─── Task input ───
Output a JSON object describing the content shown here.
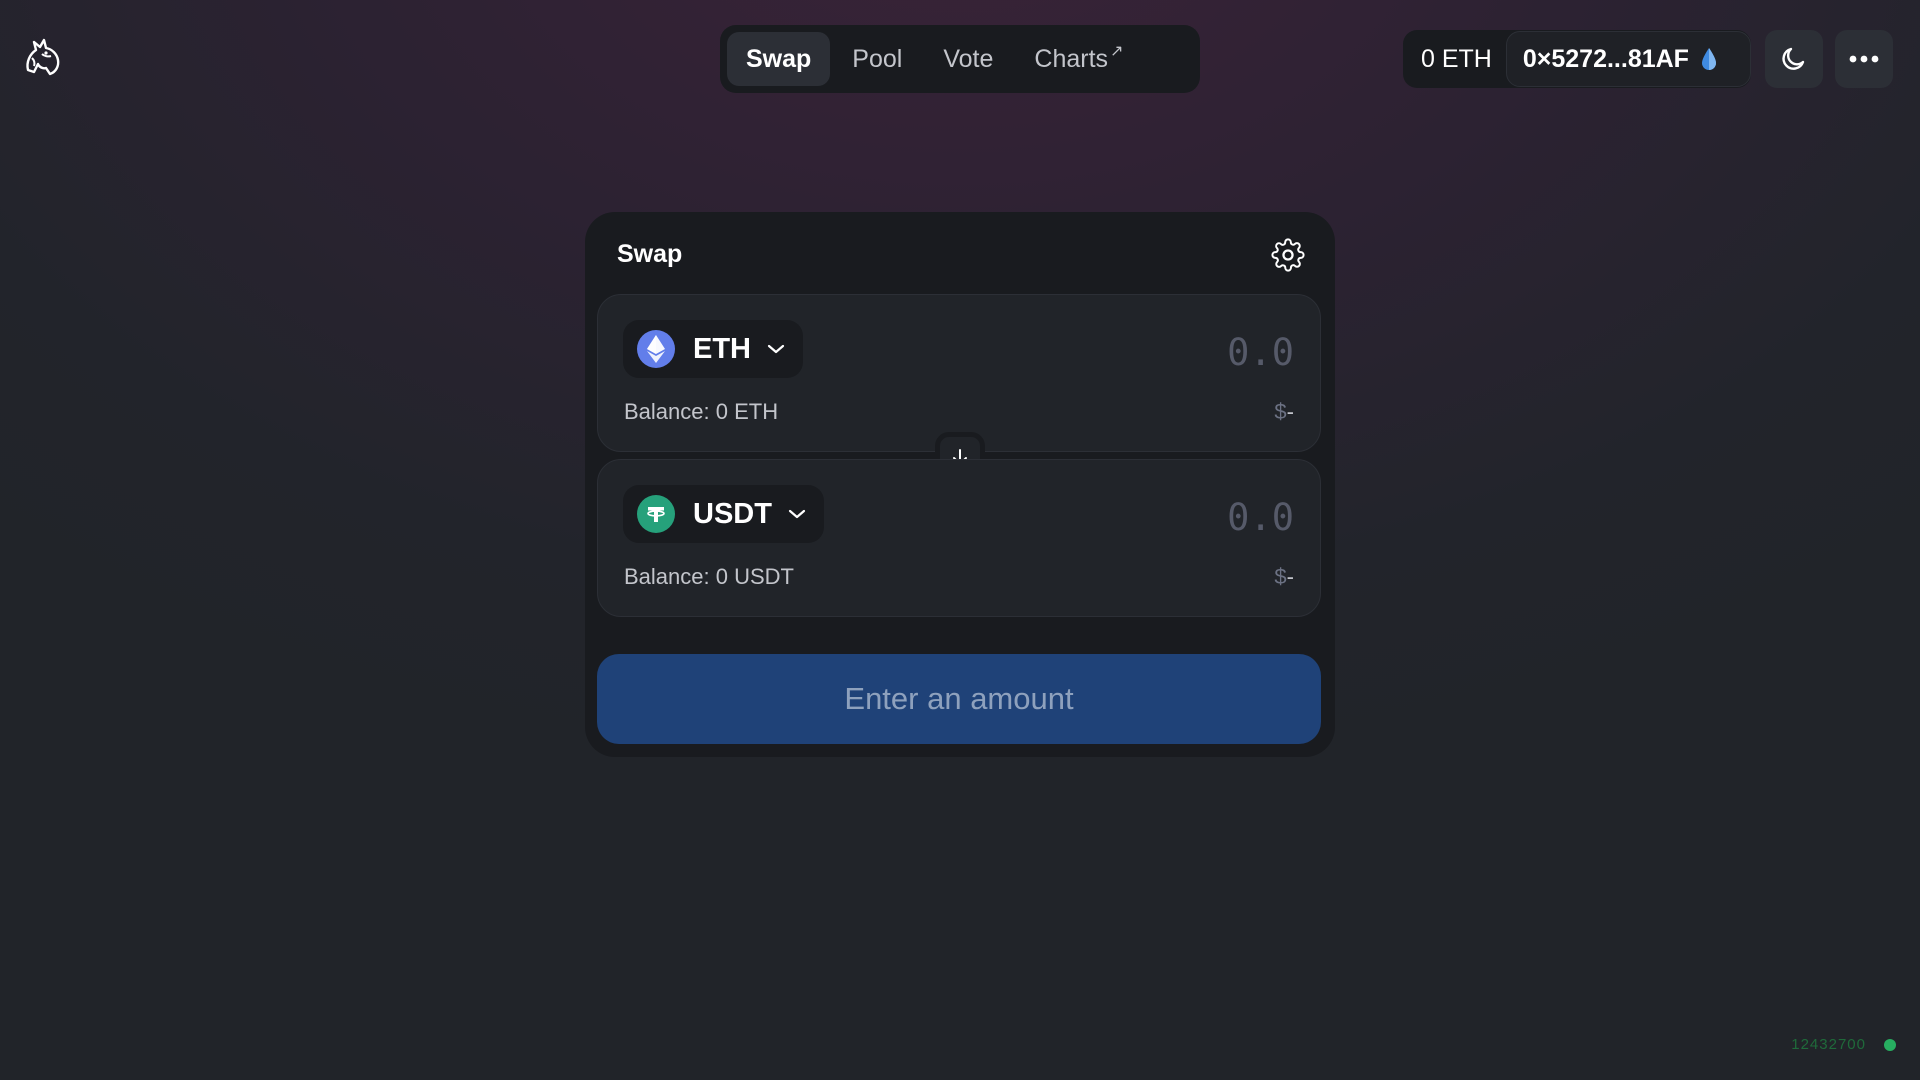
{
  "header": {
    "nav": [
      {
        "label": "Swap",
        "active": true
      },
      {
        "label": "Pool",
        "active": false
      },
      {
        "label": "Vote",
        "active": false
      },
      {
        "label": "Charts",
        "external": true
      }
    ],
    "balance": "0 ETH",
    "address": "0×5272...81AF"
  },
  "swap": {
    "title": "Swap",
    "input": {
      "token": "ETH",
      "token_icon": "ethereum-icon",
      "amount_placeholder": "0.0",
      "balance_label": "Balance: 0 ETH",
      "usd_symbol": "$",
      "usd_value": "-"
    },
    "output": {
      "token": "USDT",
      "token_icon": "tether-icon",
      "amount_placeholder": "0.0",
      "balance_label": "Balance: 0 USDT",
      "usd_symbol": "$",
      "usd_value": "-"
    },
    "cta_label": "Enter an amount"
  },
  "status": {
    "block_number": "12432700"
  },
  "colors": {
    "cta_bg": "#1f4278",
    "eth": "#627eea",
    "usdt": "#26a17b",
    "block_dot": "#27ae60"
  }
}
───
• [Short problem] Repeat the listing in full and exactly. Leave any pictures out.

• [Answer to this problem]
Output a JSON object describing the content shown here.
{
  "header": {
    "nav": [
      {
        "label": "Swap",
        "active": true
      },
      {
        "label": "Pool",
        "active": false
      },
      {
        "label": "Vote",
        "active": false
      },
      {
        "label": "Charts",
        "external": true
      }
    ],
    "balance": "0 ETH",
    "address": "0×5272...81AF"
  },
  "swap": {
    "title": "Swap",
    "input": {
      "token": "ETH",
      "token_icon": "ethereum-icon",
      "amount_placeholder": "0.0",
      "balance_label": "Balance: 0 ETH",
      "usd_symbol": "$",
      "usd_value": "-"
    },
    "output": {
      "token": "USDT",
      "token_icon": "tether-icon",
      "amount_placeholder": "0.0",
      "balance_label": "Balance: 0 USDT",
      "usd_symbol": "$",
      "usd_value": "-"
    },
    "cta_label": "Enter an amount"
  },
  "status": {
    "block_number": "12432700"
  },
  "colors": {
    "cta_bg": "#1f4278",
    "eth": "#627eea",
    "usdt": "#26a17b",
    "block_dot": "#27ae60"
  }
}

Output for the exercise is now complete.